• _Work to complete_
Copy, in full, each line of the material that holds the word "JSON".

Dataset listings of figures

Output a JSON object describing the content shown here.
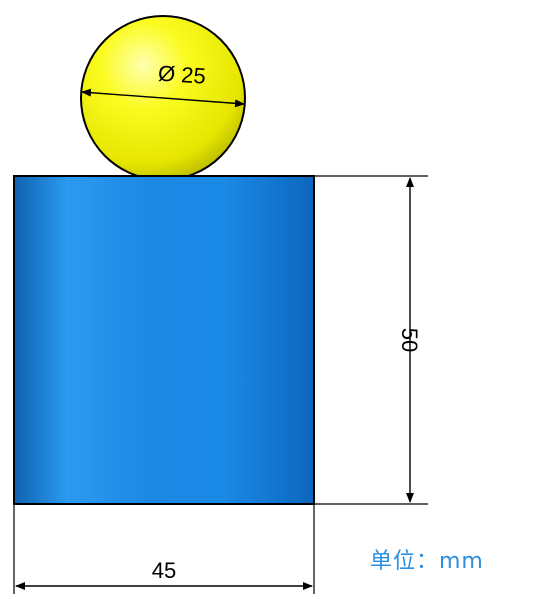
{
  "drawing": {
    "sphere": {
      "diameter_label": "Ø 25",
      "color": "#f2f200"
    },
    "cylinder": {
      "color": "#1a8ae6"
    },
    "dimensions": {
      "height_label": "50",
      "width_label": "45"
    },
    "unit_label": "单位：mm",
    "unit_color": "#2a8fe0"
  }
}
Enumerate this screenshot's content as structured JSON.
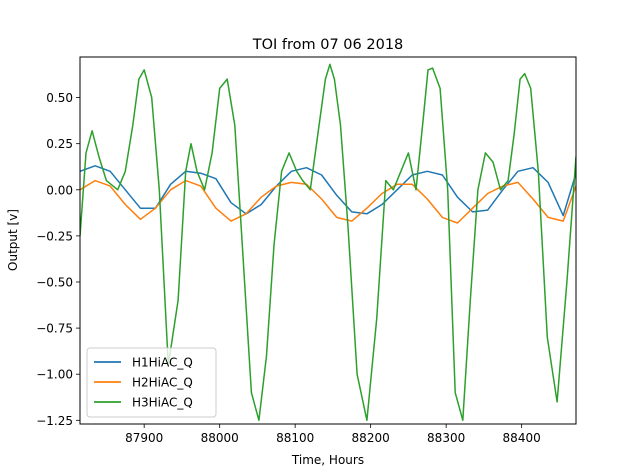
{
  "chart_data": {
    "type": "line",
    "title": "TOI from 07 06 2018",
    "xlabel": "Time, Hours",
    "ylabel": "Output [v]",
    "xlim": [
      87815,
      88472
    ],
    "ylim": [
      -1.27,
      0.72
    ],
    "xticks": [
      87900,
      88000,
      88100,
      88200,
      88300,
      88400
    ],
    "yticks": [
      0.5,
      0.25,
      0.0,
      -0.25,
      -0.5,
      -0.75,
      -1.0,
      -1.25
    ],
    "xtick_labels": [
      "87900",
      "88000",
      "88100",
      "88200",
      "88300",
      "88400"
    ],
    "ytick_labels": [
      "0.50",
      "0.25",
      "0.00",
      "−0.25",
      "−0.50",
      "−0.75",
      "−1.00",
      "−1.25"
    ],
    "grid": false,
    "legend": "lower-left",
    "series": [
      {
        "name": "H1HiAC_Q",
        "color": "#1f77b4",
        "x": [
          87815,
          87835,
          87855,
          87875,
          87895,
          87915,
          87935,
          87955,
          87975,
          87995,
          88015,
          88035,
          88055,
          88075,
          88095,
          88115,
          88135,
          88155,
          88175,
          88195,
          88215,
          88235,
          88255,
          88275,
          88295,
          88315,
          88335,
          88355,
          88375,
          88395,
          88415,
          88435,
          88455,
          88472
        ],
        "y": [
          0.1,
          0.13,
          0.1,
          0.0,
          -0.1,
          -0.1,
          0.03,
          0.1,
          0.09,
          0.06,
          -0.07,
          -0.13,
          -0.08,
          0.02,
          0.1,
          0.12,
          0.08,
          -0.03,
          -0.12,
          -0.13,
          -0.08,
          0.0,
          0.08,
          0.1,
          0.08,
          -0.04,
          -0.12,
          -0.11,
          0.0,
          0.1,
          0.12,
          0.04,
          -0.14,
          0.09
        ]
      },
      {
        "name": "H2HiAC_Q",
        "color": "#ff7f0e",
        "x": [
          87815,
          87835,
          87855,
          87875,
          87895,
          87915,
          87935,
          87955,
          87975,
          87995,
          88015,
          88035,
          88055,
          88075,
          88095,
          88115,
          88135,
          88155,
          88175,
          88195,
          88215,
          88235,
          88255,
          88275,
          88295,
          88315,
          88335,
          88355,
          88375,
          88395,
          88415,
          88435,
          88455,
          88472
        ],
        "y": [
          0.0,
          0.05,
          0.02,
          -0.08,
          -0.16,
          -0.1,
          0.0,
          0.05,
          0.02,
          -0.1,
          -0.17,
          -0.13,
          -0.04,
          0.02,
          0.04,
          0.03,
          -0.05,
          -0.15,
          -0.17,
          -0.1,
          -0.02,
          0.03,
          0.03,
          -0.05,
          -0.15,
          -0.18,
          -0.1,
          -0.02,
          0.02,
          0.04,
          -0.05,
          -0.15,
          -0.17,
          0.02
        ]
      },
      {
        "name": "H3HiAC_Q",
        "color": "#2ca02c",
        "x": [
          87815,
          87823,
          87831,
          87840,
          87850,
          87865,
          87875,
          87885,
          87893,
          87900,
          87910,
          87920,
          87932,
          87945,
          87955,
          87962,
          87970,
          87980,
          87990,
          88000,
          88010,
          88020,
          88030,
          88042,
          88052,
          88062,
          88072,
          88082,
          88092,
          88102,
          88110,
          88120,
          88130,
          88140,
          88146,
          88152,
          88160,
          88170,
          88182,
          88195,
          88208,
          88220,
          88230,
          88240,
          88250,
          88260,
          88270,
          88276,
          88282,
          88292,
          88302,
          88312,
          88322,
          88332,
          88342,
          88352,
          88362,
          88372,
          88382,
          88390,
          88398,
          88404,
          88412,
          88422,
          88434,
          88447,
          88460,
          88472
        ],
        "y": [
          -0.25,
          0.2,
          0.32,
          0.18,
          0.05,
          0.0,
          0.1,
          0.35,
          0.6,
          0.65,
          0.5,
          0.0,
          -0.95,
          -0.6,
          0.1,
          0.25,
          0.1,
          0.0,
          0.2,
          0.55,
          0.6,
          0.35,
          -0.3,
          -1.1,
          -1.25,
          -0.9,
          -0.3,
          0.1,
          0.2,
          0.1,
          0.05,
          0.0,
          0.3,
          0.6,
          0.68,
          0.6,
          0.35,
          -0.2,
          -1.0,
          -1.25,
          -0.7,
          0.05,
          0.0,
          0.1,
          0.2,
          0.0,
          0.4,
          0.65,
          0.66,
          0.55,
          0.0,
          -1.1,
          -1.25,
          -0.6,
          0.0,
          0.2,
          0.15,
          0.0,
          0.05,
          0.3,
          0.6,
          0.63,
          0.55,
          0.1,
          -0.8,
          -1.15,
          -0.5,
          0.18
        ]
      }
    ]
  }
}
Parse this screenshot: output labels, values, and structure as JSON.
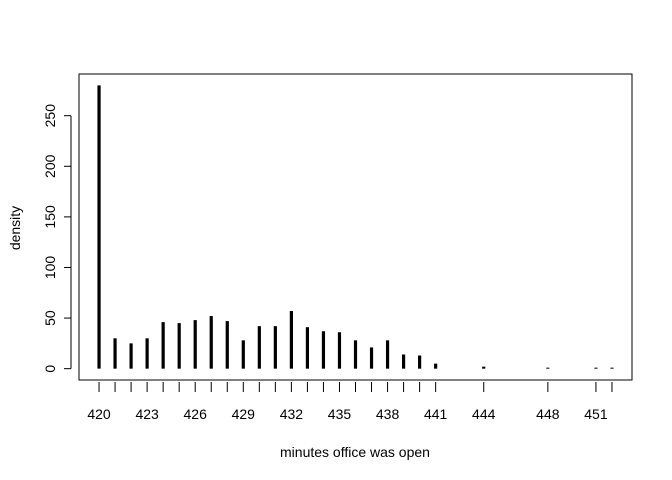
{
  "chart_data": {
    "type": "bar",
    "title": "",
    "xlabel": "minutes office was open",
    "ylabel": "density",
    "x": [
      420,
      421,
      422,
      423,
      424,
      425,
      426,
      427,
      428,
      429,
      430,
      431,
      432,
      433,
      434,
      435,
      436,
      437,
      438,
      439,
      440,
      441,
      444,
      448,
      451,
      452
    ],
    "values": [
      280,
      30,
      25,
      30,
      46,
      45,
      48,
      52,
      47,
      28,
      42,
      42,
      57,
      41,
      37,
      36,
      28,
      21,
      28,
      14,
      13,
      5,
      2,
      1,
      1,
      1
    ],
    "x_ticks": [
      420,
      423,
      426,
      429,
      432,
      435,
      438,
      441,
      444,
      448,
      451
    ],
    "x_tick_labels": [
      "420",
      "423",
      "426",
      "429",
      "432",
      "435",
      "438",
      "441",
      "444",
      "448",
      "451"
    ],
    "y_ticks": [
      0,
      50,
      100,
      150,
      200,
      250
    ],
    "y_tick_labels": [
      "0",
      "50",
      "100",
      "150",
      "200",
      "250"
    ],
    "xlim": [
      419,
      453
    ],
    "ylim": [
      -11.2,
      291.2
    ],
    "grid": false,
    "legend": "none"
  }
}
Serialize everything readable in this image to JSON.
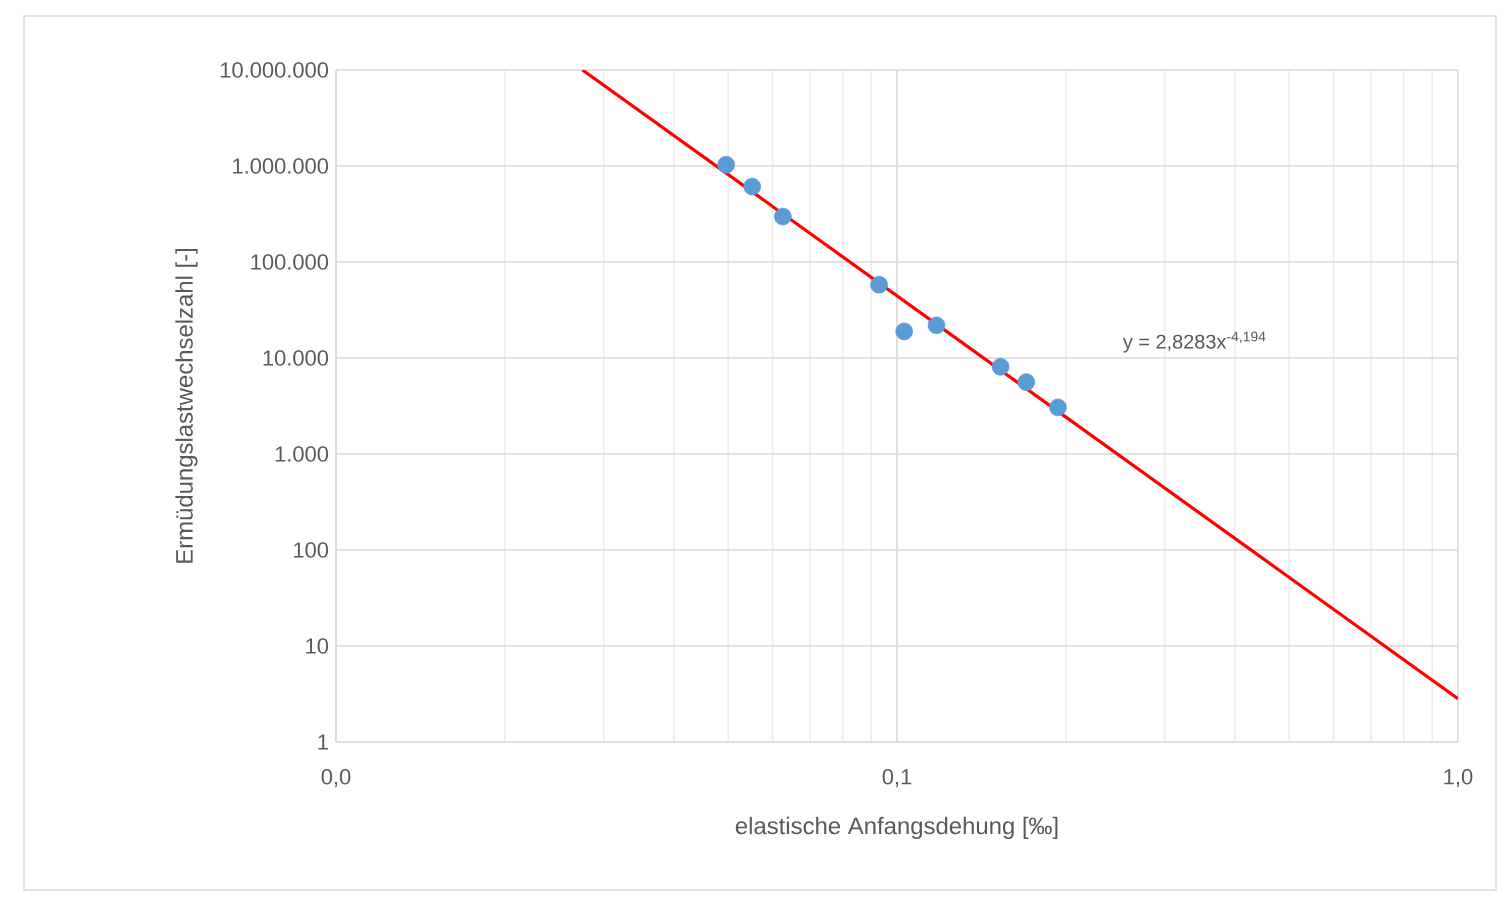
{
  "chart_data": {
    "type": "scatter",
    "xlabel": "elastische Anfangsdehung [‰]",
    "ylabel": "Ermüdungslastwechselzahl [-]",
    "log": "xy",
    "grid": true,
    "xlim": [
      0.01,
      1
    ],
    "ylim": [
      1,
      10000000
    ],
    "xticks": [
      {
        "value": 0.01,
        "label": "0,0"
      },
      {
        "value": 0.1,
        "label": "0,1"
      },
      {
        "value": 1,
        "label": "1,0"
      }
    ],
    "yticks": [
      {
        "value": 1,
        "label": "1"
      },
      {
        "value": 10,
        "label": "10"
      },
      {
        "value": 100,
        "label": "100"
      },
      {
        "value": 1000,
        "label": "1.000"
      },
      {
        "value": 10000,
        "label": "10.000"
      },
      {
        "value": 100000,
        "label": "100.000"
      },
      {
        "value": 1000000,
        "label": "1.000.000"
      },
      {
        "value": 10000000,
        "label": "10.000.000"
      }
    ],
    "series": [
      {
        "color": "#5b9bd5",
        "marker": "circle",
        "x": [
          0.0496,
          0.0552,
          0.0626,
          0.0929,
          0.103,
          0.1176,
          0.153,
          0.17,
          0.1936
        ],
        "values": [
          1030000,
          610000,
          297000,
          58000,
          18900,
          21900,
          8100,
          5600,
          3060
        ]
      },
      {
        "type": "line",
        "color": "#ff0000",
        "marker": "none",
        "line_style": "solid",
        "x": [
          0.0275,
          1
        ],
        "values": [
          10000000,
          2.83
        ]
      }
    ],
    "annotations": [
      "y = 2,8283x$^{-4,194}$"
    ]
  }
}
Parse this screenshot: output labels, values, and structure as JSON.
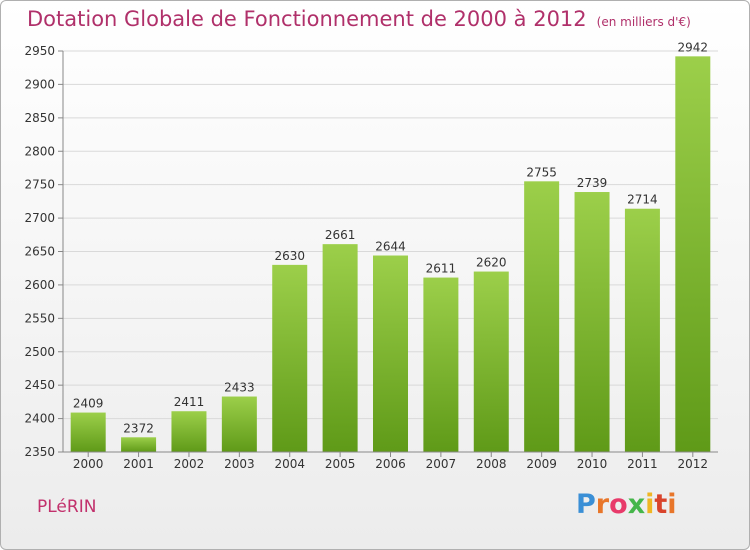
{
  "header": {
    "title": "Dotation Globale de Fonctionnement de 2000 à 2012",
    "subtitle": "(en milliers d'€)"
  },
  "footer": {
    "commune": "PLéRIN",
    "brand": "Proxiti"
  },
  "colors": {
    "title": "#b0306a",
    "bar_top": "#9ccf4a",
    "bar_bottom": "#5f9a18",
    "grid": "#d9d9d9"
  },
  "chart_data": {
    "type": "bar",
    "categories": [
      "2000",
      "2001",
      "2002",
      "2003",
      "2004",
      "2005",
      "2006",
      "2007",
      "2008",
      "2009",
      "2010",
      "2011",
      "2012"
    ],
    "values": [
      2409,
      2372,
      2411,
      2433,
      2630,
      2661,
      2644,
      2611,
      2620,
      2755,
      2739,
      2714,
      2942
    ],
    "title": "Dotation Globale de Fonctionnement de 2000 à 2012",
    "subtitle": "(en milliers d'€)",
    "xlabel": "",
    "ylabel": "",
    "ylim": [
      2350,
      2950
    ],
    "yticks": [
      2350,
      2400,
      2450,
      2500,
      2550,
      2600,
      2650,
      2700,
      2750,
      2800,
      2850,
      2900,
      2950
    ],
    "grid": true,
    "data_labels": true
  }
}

• _Task answer_
Output a JSON object describing the content shown here.
Enumerate this screenshot's content as structured JSON.
Parse this screenshot: output labels, values, and structure as JSON.
Serialize everything readable in this image to JSON.
Parse this screenshot: output labels, values, and structure as JSON.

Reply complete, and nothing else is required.